_Do this_:
Quote every line of the data entries below word for word, leaving out the pictures.

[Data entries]
>> BEGIN
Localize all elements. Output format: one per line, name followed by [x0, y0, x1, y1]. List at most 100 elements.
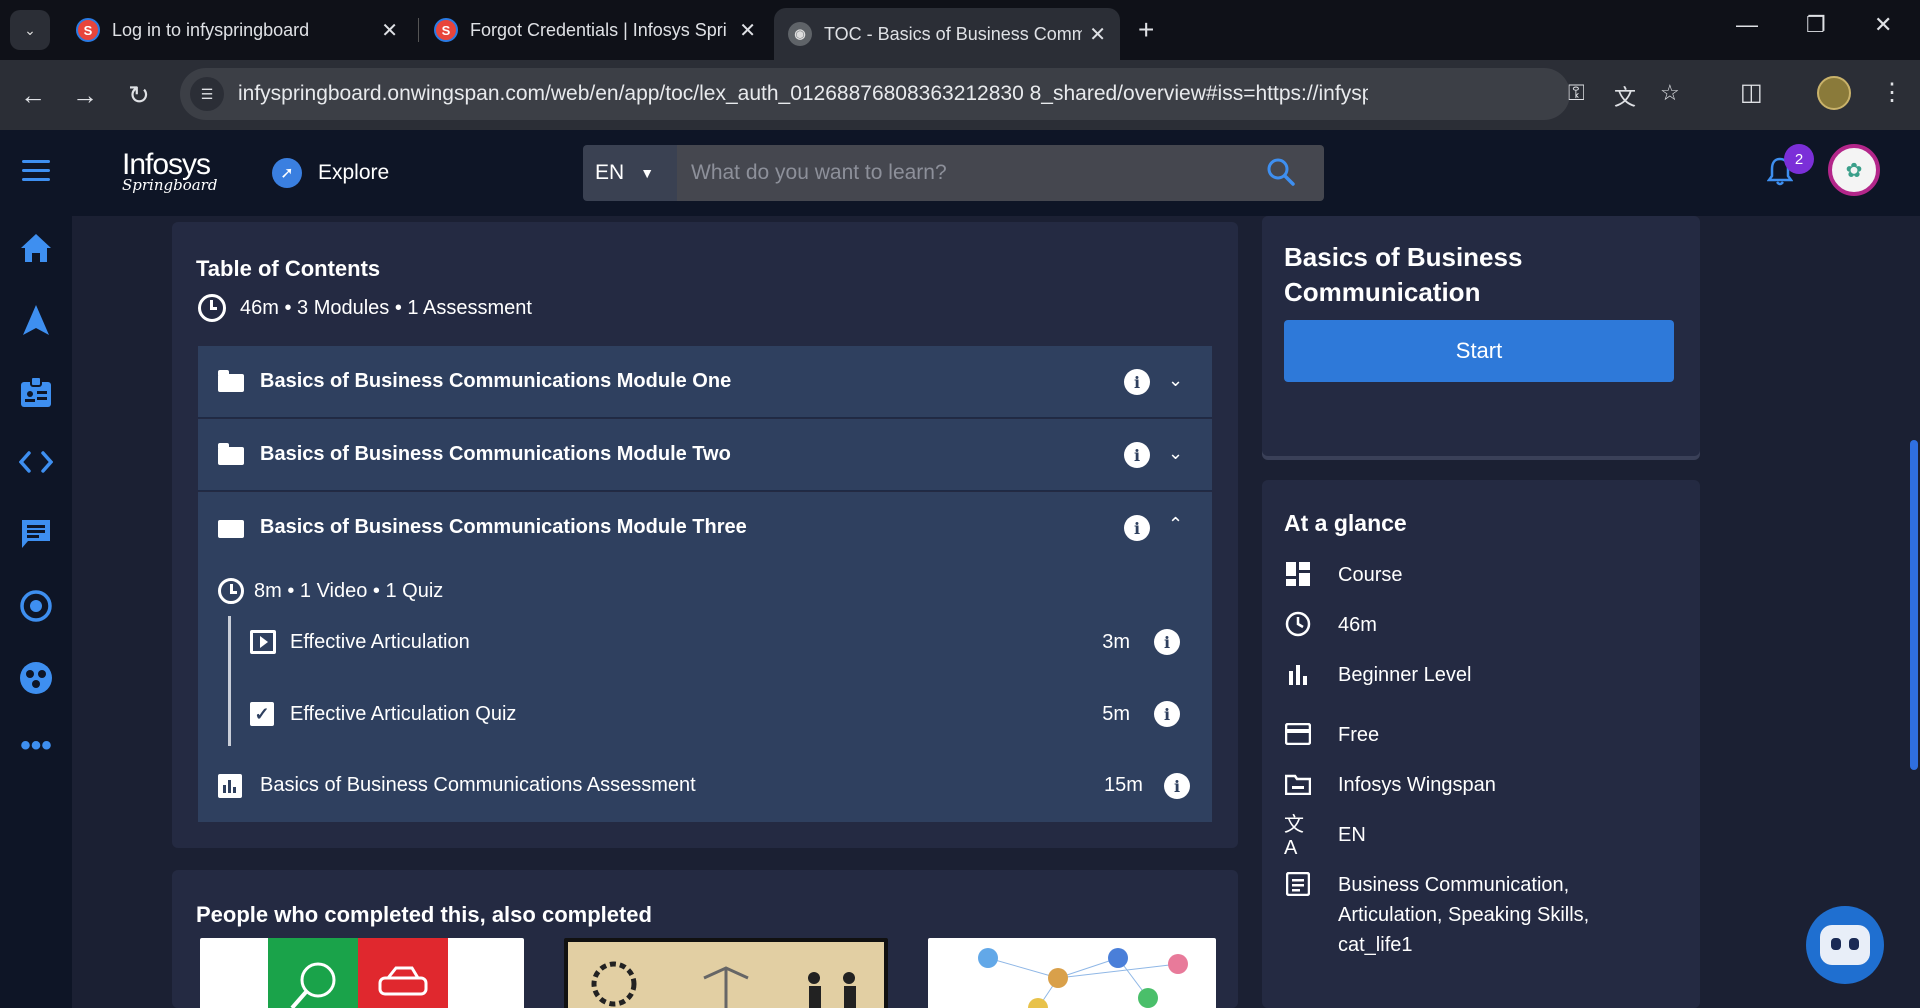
extensions-icon[interactable]: ◫	[1740, 78, 1763, 107]
translate-icon: 文A	[1284, 814, 1304, 859]
user-avatar[interactable]: ✿	[1828, 144, 1880, 196]
course-thumbnail[interactable]	[928, 938, 1216, 1008]
tab-search-button[interactable]: ⌄	[10, 10, 50, 50]
item-title: Effective Articulation	[290, 630, 470, 653]
module-three-header[interactable]: Basics of Business Communications Module…	[198, 492, 1212, 564]
page-scrollbar[interactable]	[1910, 440, 1918, 770]
back-button[interactable]: ←	[20, 80, 46, 111]
assessment-title: Basics of Business Communications Assess…	[260, 774, 696, 796]
robot-icon	[1820, 925, 1870, 965]
close-icon[interactable]: ✕	[739, 18, 756, 43]
url-text[interactable]: infyspringboard.onwingspan.com/web/en/ap…	[238, 82, 1368, 106]
more-icon[interactable]: •••	[18, 728, 54, 764]
info-icon[interactable]: i	[1124, 369, 1150, 395]
key-icon[interactable]: ⚿	[1568, 80, 1585, 106]
module-row-two[interactable]: Basics of Business Communications Module…	[198, 419, 1212, 491]
browser-tab[interactable]: S Forgot Credentials | Infosys Springboa…	[420, 8, 770, 52]
info-icon[interactable]: i	[1154, 629, 1180, 655]
course-start-card: Basics of Business Communication Start	[1262, 216, 1700, 456]
clock-icon	[218, 578, 244, 604]
item-duration: 5m	[1102, 702, 1130, 725]
module-summary-text: 8m • 1 Video • 1 Quiz	[254, 579, 444, 602]
toc-summary-text: 46m • 3 Modules • 1 Assessment	[240, 296, 532, 319]
bookmark-star-icon[interactable]: ☆	[1660, 80, 1680, 106]
logo-line2: Springboard	[122, 176, 218, 194]
assessment-row[interactable]: Basics of Business Communications Assess…	[198, 750, 1212, 822]
start-button[interactable]: Start	[1284, 320, 1674, 382]
chevron-down-icon[interactable]: ⌄	[1168, 370, 1183, 391]
home-icon[interactable]	[18, 230, 54, 266]
info-icon[interactable]: i	[1124, 442, 1150, 468]
chatbot-button[interactable]	[1806, 906, 1884, 984]
info-icon[interactable]: i	[1164, 773, 1190, 799]
video-icon	[250, 630, 276, 654]
search-input[interactable]	[691, 161, 1251, 185]
course-thumbnail[interactable]	[564, 938, 888, 1008]
at-a-glance-card: At a glance Course 46m Beginner Level Fr…	[1262, 480, 1700, 1008]
close-icon[interactable]: ✕	[381, 18, 398, 43]
chevron-down-icon[interactable]: ⌄	[1168, 443, 1183, 464]
glance-title: At a glance	[1284, 510, 1407, 536]
badge-id-icon[interactable]	[18, 374, 54, 410]
springboard-favicon-icon: S	[76, 18, 100, 42]
navigation-arrow-icon[interactable]	[18, 302, 54, 338]
course-title: Basics of Business Communication	[1284, 242, 1523, 308]
glance-value: Infosys Wingspan	[1338, 774, 1496, 796]
assessment-icon	[218, 774, 242, 798]
restore-button[interactable]: ❐	[1806, 12, 1826, 38]
left-nav-rail: •••	[0, 216, 72, 1008]
language-select[interactable]: EN ▼	[583, 145, 677, 201]
tab-title: TOC - Basics of Business Communication	[824, 23, 1082, 44]
tags-icon	[1284, 870, 1312, 898]
toc-title: Table of Contents	[196, 256, 381, 281]
forward-button[interactable]: →	[72, 80, 98, 111]
browser-tab-active[interactable]: ◉ TOC - Basics of Business Communication…	[774, 8, 1120, 60]
translate-page-icon[interactable]: 文	[1614, 80, 1636, 112]
reload-button[interactable]: ↻	[128, 80, 150, 111]
chevron-up-icon[interactable]: ⌃	[1168, 514, 1183, 535]
target-icon[interactable]	[18, 588, 54, 624]
new-tab-button[interactable]: +	[1138, 14, 1154, 46]
site-info-icon[interactable]: ☰	[190, 77, 224, 111]
address-bar[interactable]: ☰ infyspringboard.onwingspan.com/web/en/…	[180, 68, 1680, 120]
glance-value: 46m	[1338, 614, 1377, 636]
glance-value: Free	[1338, 724, 1380, 746]
hamburger-menu-icon[interactable]	[22, 160, 50, 187]
glance-row-tags: Business Communication, Articulation, Sp…	[1284, 870, 1638, 960]
content-item-quiz[interactable]: ✓ Effective Articulation Quiz 5m i	[250, 694, 1190, 734]
module-row-one[interactable]: Basics of Business Communications Module…	[198, 346, 1212, 418]
module-item-line	[228, 616, 231, 746]
level-bars-icon	[1284, 660, 1312, 688]
close-window-button[interactable]: ✕	[1874, 12, 1892, 38]
browser-profile-avatar[interactable]	[1817, 76, 1851, 110]
browser-menu-icon[interactable]: ⋮	[1880, 78, 1904, 107]
content-item-video[interactable]: Effective Articulation 3m i	[250, 622, 1190, 662]
explore-label: Explore	[318, 161, 390, 184]
community-icon[interactable]	[18, 660, 54, 696]
search-icon[interactable]	[1266, 157, 1296, 187]
notification-badge: 2	[1784, 144, 1814, 174]
springboard-favicon-icon: S	[434, 18, 458, 42]
course-thumbnail[interactable]	[200, 938, 524, 1008]
glance-row-level: Beginner Level	[1284, 660, 1638, 690]
quiz-check-icon: ✓	[250, 702, 274, 726]
clock-icon	[1284, 610, 1312, 638]
glance-value: Beginner Level	[1338, 664, 1472, 686]
info-icon[interactable]: i	[1124, 515, 1150, 541]
info-icon[interactable]: i	[1154, 701, 1180, 727]
browser-tab[interactable]: S Log in to infyspringboard ✕	[62, 8, 412, 52]
browser-toolbar: ← → ↻ ☰ infyspringboard.onwingspan.com/w…	[0, 60, 1920, 130]
code-icon[interactable]	[18, 444, 54, 480]
assessment-duration: 15m	[1104, 774, 1143, 796]
infosys-springboard-logo[interactable]: Infosys Springboard	[122, 150, 218, 194]
module-title: Basics of Business Communications Module…	[260, 443, 731, 465]
toc-card: Table of Contents 46m • 3 Modules • 1 As…	[172, 222, 1238, 848]
folder-icon	[218, 370, 244, 392]
app-header: Infosys Springboard ➚ Explore EN ▼ 2 ✿	[0, 130, 1920, 216]
chat-icon[interactable]	[18, 516, 54, 552]
glance-row-price: Free	[1284, 720, 1638, 750]
item-title: Effective Articulation Quiz	[290, 702, 517, 725]
close-icon[interactable]: ✕	[1089, 22, 1106, 47]
minimize-button[interactable]: —	[1736, 12, 1758, 38]
explore-link[interactable]: ➚ Explore	[272, 158, 389, 188]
>> END
_Final result_:
Localize all elements. Output format: one per line, name followed by [x0, y0, x1, y1]. List at most 100 elements.
extensions-icon[interactable]: ◫	[1740, 78, 1763, 107]
translate-icon: 文A	[1284, 814, 1304, 859]
user-avatar[interactable]: ✿	[1828, 144, 1880, 196]
course-thumbnail[interactable]	[928, 938, 1216, 1008]
tab-search-button[interactable]: ⌄	[10, 10, 50, 50]
item-title: Effective Articulation	[290, 630, 470, 653]
module-three-header[interactable]: Basics of Business Communications Module…	[198, 492, 1212, 564]
page-scrollbar[interactable]	[1910, 440, 1918, 770]
back-button[interactable]: ←	[20, 80, 46, 111]
assessment-title: Basics of Business Communications Assess…	[260, 774, 696, 796]
robot-icon	[1820, 925, 1870, 965]
close-icon[interactable]: ✕	[739, 18, 756, 43]
url-text[interactable]: infyspringboard.onwingspan.com/web/en/ap…	[238, 82, 1368, 106]
more-icon[interactable]: •••	[18, 728, 54, 764]
info-icon[interactable]: i	[1124, 369, 1150, 395]
key-icon[interactable]: ⚿	[1568, 80, 1585, 106]
module-row-two[interactable]: Basics of Business Communications Module…	[198, 419, 1212, 491]
browser-tab[interactable]: S Forgot Credentials | Infosys Springboa…	[420, 8, 770, 52]
info-icon[interactable]: i	[1154, 629, 1180, 655]
course-start-card: Basics of Business Communication Start	[1262, 216, 1700, 456]
clock-icon	[218, 578, 244, 604]
item-duration: 5m	[1102, 702, 1130, 725]
module-summary-text: 8m • 1 Video • 1 Quiz	[254, 579, 444, 602]
toc-summary-text: 46m • 3 Modules • 1 Assessment	[240, 296, 532, 319]
bookmark-star-icon[interactable]: ☆	[1660, 80, 1680, 106]
logo-line2: Springboard	[122, 176, 218, 194]
assessment-row[interactable]: Basics of Business Communications Assess…	[198, 750, 1212, 822]
start-button[interactable]: Start	[1284, 320, 1674, 382]
chevron-down-icon[interactable]: ⌄	[1168, 370, 1183, 391]
home-icon[interactable]	[18, 230, 54, 266]
info-icon[interactable]: i	[1124, 442, 1150, 468]
chatbot-button[interactable]	[1806, 906, 1884, 984]
info-icon[interactable]: i	[1164, 773, 1190, 799]
video-icon	[250, 630, 276, 654]
search-input[interactable]	[691, 161, 1251, 185]
course-thumbnail[interactable]	[564, 938, 888, 1008]
at-a-glance-card: At a glance Course 46m Beginner Level Fr…	[1262, 480, 1700, 1008]
close-icon[interactable]: ✕	[381, 18, 398, 43]
chevron-down-icon[interactable]: ⌄	[1168, 443, 1183, 464]
glance-title: At a glance	[1284, 510, 1407, 536]
badge-id-icon[interactable]	[18, 374, 54, 410]
springboard-favicon-icon: S	[76, 18, 100, 42]
navigation-arrow-icon[interactable]	[18, 302, 54, 338]
course-title: Basics of Business Communication	[1284, 242, 1523, 308]
glance-value: Infosys Wingspan	[1338, 774, 1496, 796]
assessment-icon	[218, 774, 242, 798]
restore-button[interactable]: ❐	[1806, 12, 1826, 38]
left-nav-rail: •••	[0, 216, 72, 1008]
language-select[interactable]: EN ▼	[583, 145, 677, 201]
tab-title: TOC - Basics of Business Communication	[824, 23, 1082, 44]
tags-icon	[1284, 870, 1312, 898]
toc-title: Table of Contents	[196, 256, 381, 281]
forward-button[interactable]: →	[72, 80, 98, 111]
browser-tab-active[interactable]: ◉ TOC - Basics of Business Communication…	[774, 8, 1120, 60]
translate-page-icon[interactable]: 文	[1614, 80, 1636, 112]
reload-button[interactable]: ↻	[128, 80, 150, 111]
chevron-up-icon[interactable]: ⌃	[1168, 514, 1183, 535]
target-icon[interactable]	[18, 588, 54, 624]
new-tab-button[interactable]: +	[1138, 14, 1154, 46]
site-info-icon[interactable]: ☰	[190, 77, 224, 111]
address-bar[interactable]: ☰ infyspringboard.onwingspan.com/web/en/…	[180, 68, 1680, 120]
glance-value: 46m	[1338, 614, 1377, 636]
glance-value: Free	[1338, 724, 1380, 746]
hamburger-menu-icon[interactable]	[22, 160, 50, 187]
glance-row-tags: Business Communication, Articulation, Sp…	[1284, 870, 1638, 960]
content-item-quiz[interactable]: ✓ Effective Articulation Quiz 5m i	[250, 694, 1190, 734]
module-row-one[interactable]: Basics of Business Communications Module…	[198, 346, 1212, 418]
module-item-line	[228, 616, 231, 746]
level-bars-icon	[1284, 660, 1312, 688]
close-window-button[interactable]: ✕	[1874, 12, 1892, 38]
browser-profile-avatar[interactable]	[1817, 76, 1851, 110]
browser-menu-icon[interactable]: ⋮	[1880, 78, 1904, 107]
content-item-video[interactable]: Effective Articulation 3m i	[250, 622, 1190, 662]
explore-label: Explore	[318, 161, 390, 184]
community-icon[interactable]	[18, 660, 54, 696]
search-icon[interactable]	[1266, 157, 1296, 187]
notification-badge: 2	[1784, 144, 1814, 174]
springboard-favicon-icon: S	[434, 18, 458, 42]
course-thumbnail[interactable]	[200, 938, 524, 1008]
glance-row-level: Beginner Level	[1284, 660, 1638, 690]
quiz-check-icon: ✓	[250, 702, 274, 726]
clock-icon	[1284, 610, 1312, 638]
glance-value: Beginner Level	[1338, 664, 1472, 686]
info-icon[interactable]: i	[1124, 515, 1150, 541]
info-icon[interactable]: i	[1154, 701, 1180, 727]
browser-tab[interactable]: S Log in to infyspringboard ✕	[62, 8, 412, 52]
browser-toolbar: ← → ↻ ☰ infyspringboard.onwingspan.com/w…	[0, 60, 1920, 130]
code-icon[interactable]	[18, 444, 54, 480]
assessment-duration: 15m	[1104, 774, 1143, 796]
infosys-springboard-logo[interactable]: Infosys Springboard	[122, 150, 218, 194]
module-title: Basics of Business Communications Module…	[260, 443, 731, 465]
toc-card: Table of Contents 46m • 3 Modules • 1 As…	[172, 222, 1238, 848]
folder-icon	[218, 370, 244, 392]
app-header: Infosys Springboard ➚ Explore EN ▼ 2 ✿	[0, 130, 1920, 216]
chat-icon[interactable]	[18, 516, 54, 552]
glance-row-price: Free	[1284, 720, 1638, 750]
item-title: Effective Articulation Quiz	[290, 702, 517, 725]
close-icon[interactable]: ✕	[1089, 22, 1106, 47]
minimize-button[interactable]: —	[1736, 12, 1758, 38]
explore-link[interactable]: ➚ Explore	[272, 158, 389, 188]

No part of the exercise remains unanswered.